**Aim:**
What follows is a listing. Return every line of it exactly.

[Records from a dataset]
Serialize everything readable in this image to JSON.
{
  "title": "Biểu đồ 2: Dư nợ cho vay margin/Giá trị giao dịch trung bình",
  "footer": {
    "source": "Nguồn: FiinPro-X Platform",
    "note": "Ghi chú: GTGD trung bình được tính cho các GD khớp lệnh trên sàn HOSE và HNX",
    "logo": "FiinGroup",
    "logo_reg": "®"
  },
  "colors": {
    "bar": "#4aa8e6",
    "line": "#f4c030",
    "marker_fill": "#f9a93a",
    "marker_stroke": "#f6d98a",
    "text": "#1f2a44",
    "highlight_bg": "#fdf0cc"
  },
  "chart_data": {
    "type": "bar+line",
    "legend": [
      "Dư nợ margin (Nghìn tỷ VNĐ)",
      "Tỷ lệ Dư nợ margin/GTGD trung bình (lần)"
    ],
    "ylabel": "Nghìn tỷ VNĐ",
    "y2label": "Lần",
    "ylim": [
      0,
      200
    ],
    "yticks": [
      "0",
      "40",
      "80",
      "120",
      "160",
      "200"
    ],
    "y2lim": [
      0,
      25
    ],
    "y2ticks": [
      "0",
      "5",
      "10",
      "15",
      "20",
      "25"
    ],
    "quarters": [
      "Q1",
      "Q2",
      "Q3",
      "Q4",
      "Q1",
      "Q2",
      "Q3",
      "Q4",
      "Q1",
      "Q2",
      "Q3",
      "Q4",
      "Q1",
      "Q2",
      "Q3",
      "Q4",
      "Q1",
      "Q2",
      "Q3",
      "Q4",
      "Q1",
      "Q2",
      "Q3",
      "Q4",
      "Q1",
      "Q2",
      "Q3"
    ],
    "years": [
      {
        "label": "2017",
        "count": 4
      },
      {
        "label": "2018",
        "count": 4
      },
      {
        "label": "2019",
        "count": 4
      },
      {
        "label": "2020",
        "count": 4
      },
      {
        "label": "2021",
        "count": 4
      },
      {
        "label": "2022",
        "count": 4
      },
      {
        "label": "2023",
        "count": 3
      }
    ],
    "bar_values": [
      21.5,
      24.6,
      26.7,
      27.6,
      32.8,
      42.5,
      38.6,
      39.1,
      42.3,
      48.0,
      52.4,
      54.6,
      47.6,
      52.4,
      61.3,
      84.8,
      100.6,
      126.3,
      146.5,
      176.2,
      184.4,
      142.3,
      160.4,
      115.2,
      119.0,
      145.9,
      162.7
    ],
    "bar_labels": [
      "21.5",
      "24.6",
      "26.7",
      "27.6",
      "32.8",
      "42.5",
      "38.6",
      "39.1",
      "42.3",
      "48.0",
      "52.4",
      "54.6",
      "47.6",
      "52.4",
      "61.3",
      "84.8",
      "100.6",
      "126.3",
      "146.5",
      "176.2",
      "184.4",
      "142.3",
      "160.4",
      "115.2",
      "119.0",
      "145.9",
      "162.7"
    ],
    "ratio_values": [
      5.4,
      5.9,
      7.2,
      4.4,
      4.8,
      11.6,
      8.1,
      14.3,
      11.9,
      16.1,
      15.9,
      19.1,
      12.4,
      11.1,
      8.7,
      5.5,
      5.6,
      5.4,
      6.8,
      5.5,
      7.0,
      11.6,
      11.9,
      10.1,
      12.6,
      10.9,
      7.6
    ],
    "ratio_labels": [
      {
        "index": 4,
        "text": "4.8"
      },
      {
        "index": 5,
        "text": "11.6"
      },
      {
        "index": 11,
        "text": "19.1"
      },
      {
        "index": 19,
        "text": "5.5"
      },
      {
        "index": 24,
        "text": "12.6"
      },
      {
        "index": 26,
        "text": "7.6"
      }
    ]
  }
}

**Correct result:**
Serialize everything readable in this image to JSON.
{
  "title": "Biểu đồ 2: Dư nợ cho vay margin/Giá trị giao dịch trung bình",
  "footer": {
    "source": "Nguồn: FiinPro-X Platform",
    "note": "Ghi chú: GTGD trung bình được tính cho các GD khớp lệnh trên sàn HOSE và HNX",
    "logo": "FiinGroup",
    "logo_reg": "®"
  },
  "colors": {
    "bar": "#4aa8e6",
    "line": "#f4c030",
    "marker_fill": "#f9a93a",
    "marker_stroke": "#f6d98a",
    "text": "#1f2a44",
    "highlight_bg": "#fdf0cc"
  },
  "chart_data": {
    "type": "bar+line",
    "legend": [
      "Dư nợ margin (Nghìn tỷ VNĐ)",
      "Tỷ lệ Dư nợ margin/GTGD trung bình (lần)"
    ],
    "ylabel": "Nghìn tỷ VNĐ",
    "y2label": "Lần",
    "ylim": [
      0,
      200
    ],
    "yticks": [
      "0",
      "40",
      "80",
      "120",
      "160",
      "200"
    ],
    "y2lim": [
      0,
      25
    ],
    "y2ticks": [
      "0",
      "5",
      "10",
      "15",
      "20",
      "25"
    ],
    "quarters": [
      "Q1",
      "Q2",
      "Q3",
      "Q4",
      "Q1",
      "Q2",
      "Q3",
      "Q4",
      "Q1",
      "Q2",
      "Q3",
      "Q4",
      "Q1",
      "Q2",
      "Q3",
      "Q4",
      "Q1",
      "Q2",
      "Q3",
      "Q4",
      "Q1",
      "Q2",
      "Q3",
      "Q4",
      "Q1",
      "Q2",
      "Q3"
    ],
    "years": [
      {
        "label": "2017",
        "count": 4
      },
      {
        "label": "2018",
        "count": 4
      },
      {
        "label": "2019",
        "count": 4
      },
      {
        "label": "2020",
        "count": 4
      },
      {
        "label": "2021",
        "count": 4
      },
      {
        "label": "2022",
        "count": 4
      },
      {
        "label": "2023",
        "count": 3
      }
    ],
    "bar_values": [
      21.5,
      24.6,
      26.7,
      27.6,
      32.8,
      42.5,
      38.6,
      39.1,
      42.3,
      48.0,
      52.4,
      54.6,
      47.6,
      52.4,
      61.3,
      84.8,
      100.6,
      126.3,
      146.5,
      176.2,
      184.4,
      142.3,
      160.4,
      115.2,
      119.0,
      145.9,
      162.7
    ],
    "bar_labels": [
      "21.5",
      "24.6",
      "26.7",
      "27.6",
      "32.8",
      "42.5",
      "38.6",
      "39.1",
      "42.3",
      "48.0",
      "52.4",
      "54.6",
      "47.6",
      "52.4",
      "61.3",
      "84.8",
      "100.6",
      "126.3",
      "146.5",
      "176.2",
      "184.4",
      "142.3",
      "160.4",
      "115.2",
      "119.0",
      "145.9",
      "162.7"
    ],
    "ratio_values": [
      5.4,
      5.9,
      7.2,
      4.4,
      4.8,
      11.6,
      8.1,
      14.3,
      11.9,
      16.1,
      15.9,
      19.1,
      12.4,
      11.1,
      8.7,
      5.5,
      5.6,
      5.4,
      6.8,
      5.5,
      7.0,
      11.6,
      11.9,
      10.1,
      12.6,
      10.9,
      7.6
    ],
    "ratio_labels": [
      {
        "index": 4,
        "text": "4.8"
      },
      {
        "index": 5,
        "text": "11.6"
      },
      {
        "index": 11,
        "text": "19.1"
      },
      {
        "index": 19,
        "text": "5.5"
      },
      {
        "index": 24,
        "text": "12.6"
      },
      {
        "index": 26,
        "text": "7.6"
      }
    ]
  }
}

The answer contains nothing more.